#### [Task]
Reproduce the material word for word; the images stay out.

#### [Collected data]
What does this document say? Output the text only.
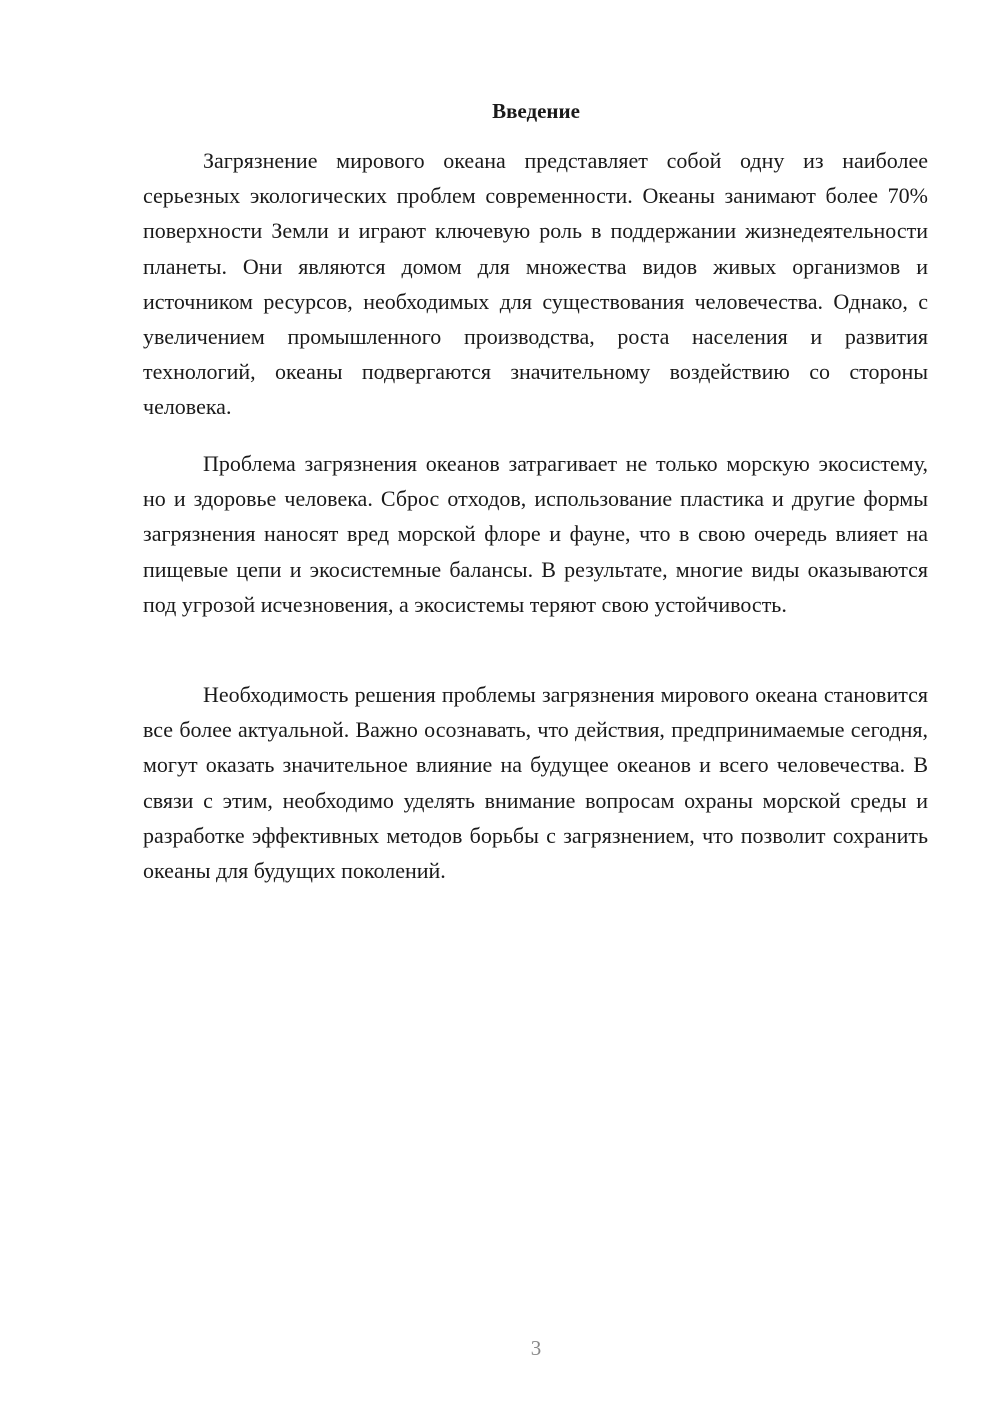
Введение

Загрязнение мирового океана представляет собой одну из наиболее серьезных экологических проблем современности. Океаны занимают более 70% поверхности Земли и играют ключевую роль в поддержании жизнедеятельности планеты. Они являются домом для множества видов живых организмов и источником ресурсов, необходимых для существования человечества. Однако, с увеличением промышленного производства, роста населения и развития технологий, океаны подвергаются значительному воздействию со стороны человека.

Проблема загрязнения океанов затрагивает не только морскую экосистему, но и здоровье человека. Сброс отходов, использование пластика и другие формы загрязнения наносят вред морской флоре и фауне, что в свою очередь влияет на пищевые цепи и экосистемные балансы. В результате, многие виды оказываются под угрозой исчезновения, а экосистемы теряют свою устойчивость.

Необходимость решения проблемы загрязнения мирового океана становится все более актуальной. Важно осознавать, что действия, предпринимаемые сегодня, могут оказать значительное влияние на будущее океанов и всего человечества. В связи с этим, необходимо уделять внимание вопросам охраны морской среды и разработке эффективных методов борьбы с загрязнением, что позволит сохранить океаны для будущих поколений.

3
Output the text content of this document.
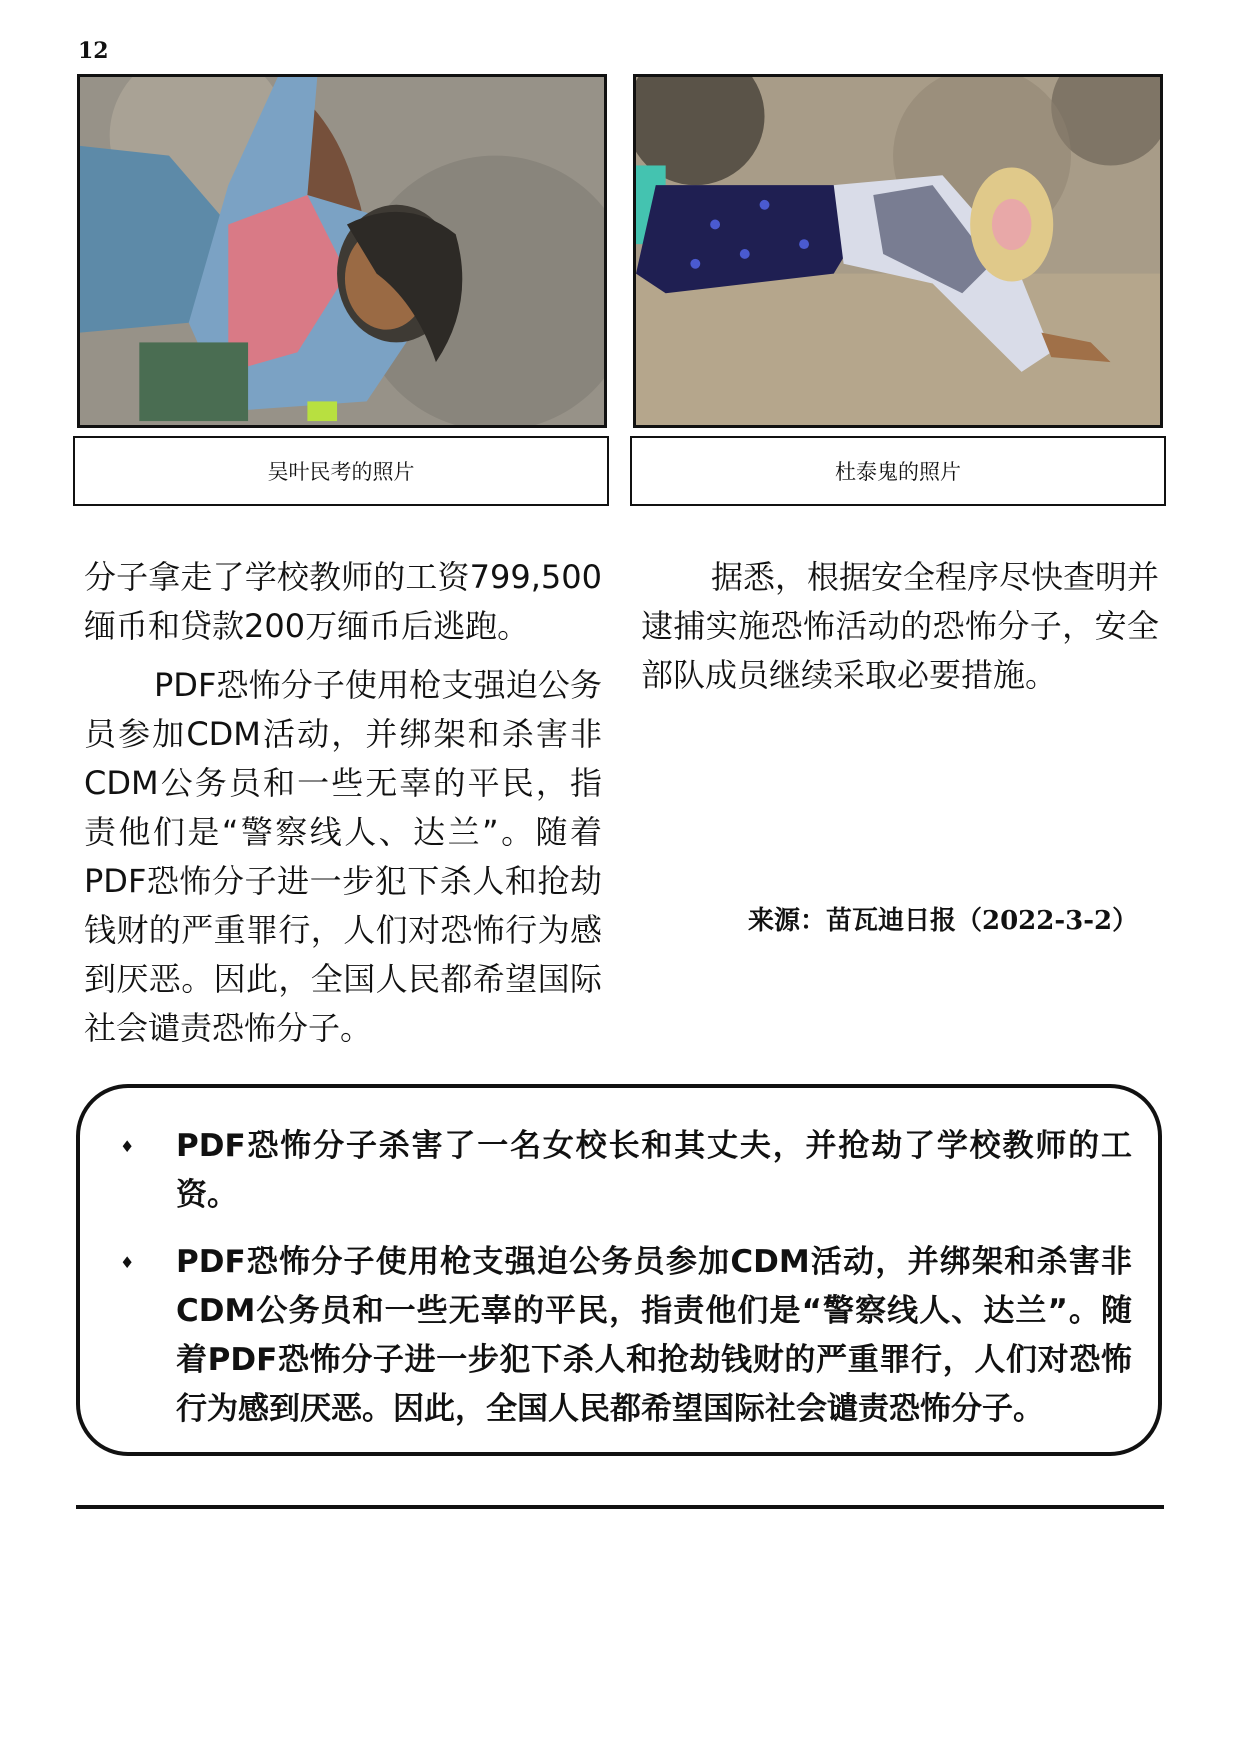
12
吴叶民考的照片	杜泰鬼的照片

分子拿走了学校教师的工资799,500缅币和贷款200万缅币后逃跑。

PDF恐怖分子使用枪支强迫公务员参加CDM活动，并绑架和杀害非CDM公务员和一些无辜的平民，指责他们是“警察线人、达兰”。随着PDF恐怖分子进一步犯下杀人和抢劫钱财的严重罪行，人们对恐怖行为感到厌恶。因此，全国人民都希望国际社会谴责恐怖分子。

据悉，根据安全程序尽快查明并逮捕实施恐怖活动的恐怖分子，安全部队成员继续采取必要措施。

来源：苗瓦迪日报（2022-3-2）
♦ PDF恐怖分子杀害了一名女校长和其丈夫，并抢劫了学校教师的工资。
♦ PDF恐怖分子使用枪支强迫公务员参加CDM活动，并绑架和杀害非CDM公务员和一些无辜的平民，指责他们是“警察线人、达兰”。随着PDF恐怖分子进一步犯下杀人和抢劫钱财的严重罪行，人们对恐怖行为感到厌恶。因此，全国人民都希望国际社会谴责恐怖分子。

#### [Output]
What does this document say? Output the text only.
Введение

Загрязнение мирового океана представляет собой одну из наиболее серьезных экологических проблем современности. Океаны занимают более 70% поверхности Земли и играют ключевую роль в поддержании жизнедеятельности планеты. Они являются домом для множества видов живых организмов и источником ресурсов, необходимых для существования человечества. Однако, с увеличением промышленного производства, роста населения и развития технологий, океаны подвергаются значительному воздействию со стороны человека.

Проблема загрязнения океанов затрагивает не только морскую экосистему, но и здоровье человека. Сброс отходов, использование пластика и другие формы загрязнения наносят вред морской флоре и фауне, что в свою очередь влияет на пищевые цепи и экосистемные балансы. В результате, многие виды оказываются под угрозой исчезновения, а экосистемы теряют свою устойчивость.

Необходимость решения проблемы загрязнения мирового океана становится все более актуальной. Важно осознавать, что действия, предпринимаемые сегодня, могут оказать значительное влияние на будущее океанов и всего человечества. В связи с этим, необходимо уделять внимание вопросам охраны морской среды и разработке эффективных методов борьбы с загрязнением, что позволит сохранить океаны для будущих поколений.

3
Output the text content of this document.
12
吴叶民考的照片	杜泰鬼的照片

分子拿走了学校教师的工资799,500缅币和贷款200万缅币后逃跑。

PDF恐怖分子使用枪支强迫公务员参加CDM活动，并绑架和杀害非CDM公务员和一些无辜的平民，指责他们是“警察线人、达兰”。随着PDF恐怖分子进一步犯下杀人和抢劫钱财的严重罪行，人们对恐怖行为感到厌恶。因此，全国人民都希望国际社会谴责恐怖分子。

据悉，根据安全程序尽快查明并逮捕实施恐怖活动的恐怖分子，安全部队成员继续采取必要措施。

来源：苗瓦迪日报（2022-3-2）
♦ PDF恐怖分子杀害了一名女校长和其丈夫，并抢劫了学校教师的工资。
♦ PDF恐怖分子使用枪支强迫公务员参加CDM活动，并绑架和杀害非CDM公务员和一些无辜的平民，指责他们是“警察线人、达兰”。随着PDF恐怖分子进一步犯下杀人和抢劫钱财的严重罪行，人们对恐怖行为感到厌恶。因此，全国人民都希望国际社会谴责恐怖分子。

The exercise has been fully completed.